→ EXTRACT TO READ:
>> Begin
# The Kraken Caper - High fantasy hijacking on the high seas - FRIDAY 2pm-6pm @ GenCon



## RangerWickett (Aug 8, 2012)

Risur and Danor have battled at sea for decades, with Risur's druidic magic matched by Danor's infernal technology. Now spies say Danor is about to launch the mightiest warship the world has ever seen -- armed with a hundred cannons and propelled by both steam and sail. Your mission? Steal it.

It's the biggest bounty of the war, and your gang of privateers, mercenaries, and marines have a man on the inside. But can six people hijack a warship from the heart of enemy territory and make it out alive ?







The game will use quick-play rules riffing off of D&D Next, as well as naval combat mechanics from E.N. Publishing's upcoming _Admiral o' the High Seas_. Right now I'm shooting for Friday afternoon at 2pm, but if people prefer another time, I'm free except for Friday night and Saturday afternoon. Next most likely time would probably be Thursday morning at 9am.

Six slots available, but I can run it with at least 3.

*Slot 1:* *OPEN*
*Slot 2:* *OPEN*
*Slot 3:* *OPEN*
*Slot 4:* *OPEN*
*Slot 5:* *OPEN*
*Slot 6:* *OPEN*


----------



## MatthewJHanson (Aug 9, 2012)

I might be interested, but I've got a game scheduled for that time. Thursday of Friday morning (ending by 2) would be better, or possibly Sunday.


----------



## RangerWickett (Aug 9, 2012)

I've got a guy over at CircvsMaximvs who's available Friday right before the ENnies, or Wednesday evening.

I'm flexible, but it's not really worth running unless I've got at least 3 people. Do you have any friends who might be interested?


----------
>> End
→ WORK TO DO:
Copy the forum thread word for word from "# The Kraken" to "out alive ?".

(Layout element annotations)
>> Begin
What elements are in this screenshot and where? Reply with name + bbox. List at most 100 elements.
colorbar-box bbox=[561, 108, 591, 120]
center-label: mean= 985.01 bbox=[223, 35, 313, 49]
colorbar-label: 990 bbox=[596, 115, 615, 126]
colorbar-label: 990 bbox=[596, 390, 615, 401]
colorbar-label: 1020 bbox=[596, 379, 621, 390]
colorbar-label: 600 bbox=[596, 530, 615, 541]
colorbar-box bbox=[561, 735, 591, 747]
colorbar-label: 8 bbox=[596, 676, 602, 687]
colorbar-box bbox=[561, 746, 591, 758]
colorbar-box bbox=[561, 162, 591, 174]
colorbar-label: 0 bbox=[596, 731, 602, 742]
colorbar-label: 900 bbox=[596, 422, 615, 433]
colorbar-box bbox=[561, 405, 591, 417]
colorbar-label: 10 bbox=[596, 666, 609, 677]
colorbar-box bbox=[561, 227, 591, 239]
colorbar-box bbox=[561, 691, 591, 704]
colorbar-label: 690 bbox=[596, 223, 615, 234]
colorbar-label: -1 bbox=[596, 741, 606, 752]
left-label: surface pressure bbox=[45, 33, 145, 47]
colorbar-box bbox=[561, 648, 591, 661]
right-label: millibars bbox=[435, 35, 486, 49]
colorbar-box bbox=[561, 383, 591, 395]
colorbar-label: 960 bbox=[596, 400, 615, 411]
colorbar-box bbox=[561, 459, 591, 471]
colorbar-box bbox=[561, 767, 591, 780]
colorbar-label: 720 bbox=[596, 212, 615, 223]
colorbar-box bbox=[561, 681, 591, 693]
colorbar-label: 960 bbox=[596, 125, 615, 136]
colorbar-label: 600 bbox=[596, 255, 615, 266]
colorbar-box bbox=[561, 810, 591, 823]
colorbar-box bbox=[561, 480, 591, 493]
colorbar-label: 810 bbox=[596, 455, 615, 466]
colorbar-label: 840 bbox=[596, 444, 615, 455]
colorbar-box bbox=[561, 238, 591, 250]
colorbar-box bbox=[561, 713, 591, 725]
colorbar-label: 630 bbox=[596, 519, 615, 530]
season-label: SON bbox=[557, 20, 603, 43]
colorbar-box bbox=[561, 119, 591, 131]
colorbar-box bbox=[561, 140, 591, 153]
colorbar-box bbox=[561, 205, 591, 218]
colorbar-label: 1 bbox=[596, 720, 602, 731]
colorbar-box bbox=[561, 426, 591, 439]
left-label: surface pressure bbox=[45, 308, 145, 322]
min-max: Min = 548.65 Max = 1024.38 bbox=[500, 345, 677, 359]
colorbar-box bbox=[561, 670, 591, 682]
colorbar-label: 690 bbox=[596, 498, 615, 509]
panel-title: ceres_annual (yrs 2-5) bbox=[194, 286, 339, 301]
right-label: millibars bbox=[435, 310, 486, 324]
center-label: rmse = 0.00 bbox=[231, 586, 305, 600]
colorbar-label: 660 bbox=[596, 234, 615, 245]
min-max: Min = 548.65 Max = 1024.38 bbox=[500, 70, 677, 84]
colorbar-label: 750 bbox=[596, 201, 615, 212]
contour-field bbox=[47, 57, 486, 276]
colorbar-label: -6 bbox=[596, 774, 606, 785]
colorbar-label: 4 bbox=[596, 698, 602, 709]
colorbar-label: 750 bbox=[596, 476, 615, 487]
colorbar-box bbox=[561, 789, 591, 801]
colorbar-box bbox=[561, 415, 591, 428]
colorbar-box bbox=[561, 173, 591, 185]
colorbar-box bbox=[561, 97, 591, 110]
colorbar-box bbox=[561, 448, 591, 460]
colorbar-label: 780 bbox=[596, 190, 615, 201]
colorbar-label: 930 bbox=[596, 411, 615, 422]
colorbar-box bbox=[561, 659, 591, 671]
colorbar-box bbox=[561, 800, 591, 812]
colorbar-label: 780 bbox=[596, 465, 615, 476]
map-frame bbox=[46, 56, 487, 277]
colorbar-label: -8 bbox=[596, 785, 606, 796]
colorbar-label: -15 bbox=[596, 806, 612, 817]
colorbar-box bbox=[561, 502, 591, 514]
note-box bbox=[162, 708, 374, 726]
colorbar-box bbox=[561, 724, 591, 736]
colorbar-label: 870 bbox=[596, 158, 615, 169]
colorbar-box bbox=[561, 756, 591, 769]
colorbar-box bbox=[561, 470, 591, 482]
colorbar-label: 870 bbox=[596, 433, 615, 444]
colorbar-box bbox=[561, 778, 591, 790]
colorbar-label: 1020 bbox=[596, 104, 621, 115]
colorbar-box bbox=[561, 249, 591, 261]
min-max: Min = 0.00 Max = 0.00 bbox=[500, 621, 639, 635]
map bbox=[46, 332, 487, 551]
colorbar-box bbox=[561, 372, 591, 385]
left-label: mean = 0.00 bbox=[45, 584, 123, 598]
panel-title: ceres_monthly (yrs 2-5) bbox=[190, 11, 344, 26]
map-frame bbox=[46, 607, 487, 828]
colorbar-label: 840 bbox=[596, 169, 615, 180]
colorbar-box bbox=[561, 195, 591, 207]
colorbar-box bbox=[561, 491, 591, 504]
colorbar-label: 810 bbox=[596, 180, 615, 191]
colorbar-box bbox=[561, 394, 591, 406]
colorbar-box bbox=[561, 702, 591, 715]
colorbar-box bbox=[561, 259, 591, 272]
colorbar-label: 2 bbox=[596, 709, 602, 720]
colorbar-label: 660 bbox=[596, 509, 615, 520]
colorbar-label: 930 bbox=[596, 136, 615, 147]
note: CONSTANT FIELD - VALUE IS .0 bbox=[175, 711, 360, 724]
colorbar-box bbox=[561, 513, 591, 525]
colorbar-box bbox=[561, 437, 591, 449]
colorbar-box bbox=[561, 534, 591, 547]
>> End
→ TASK ANSWER:
# The Kraken Caper - High fantasy hijacking on the high seas - FRIDAY 2pm-6pm @ GenCon



## RangerWickett (Aug 8, 2012)

Risur and Danor have battled at sea for decades, with Risur's druidic magic matched by Danor's infernal technology. Now spies say Danor is about to launch the mightiest warship the world has ever seen -- armed with a hundred cannons and propelled by both steam and sail. Your mission? Steal it.

It's the biggest bounty of the war, and your gang of privateers, mercenaries, and marines have a man on the inside. But can six people hijack a warship from the heart of enemy territory and make it out alive ?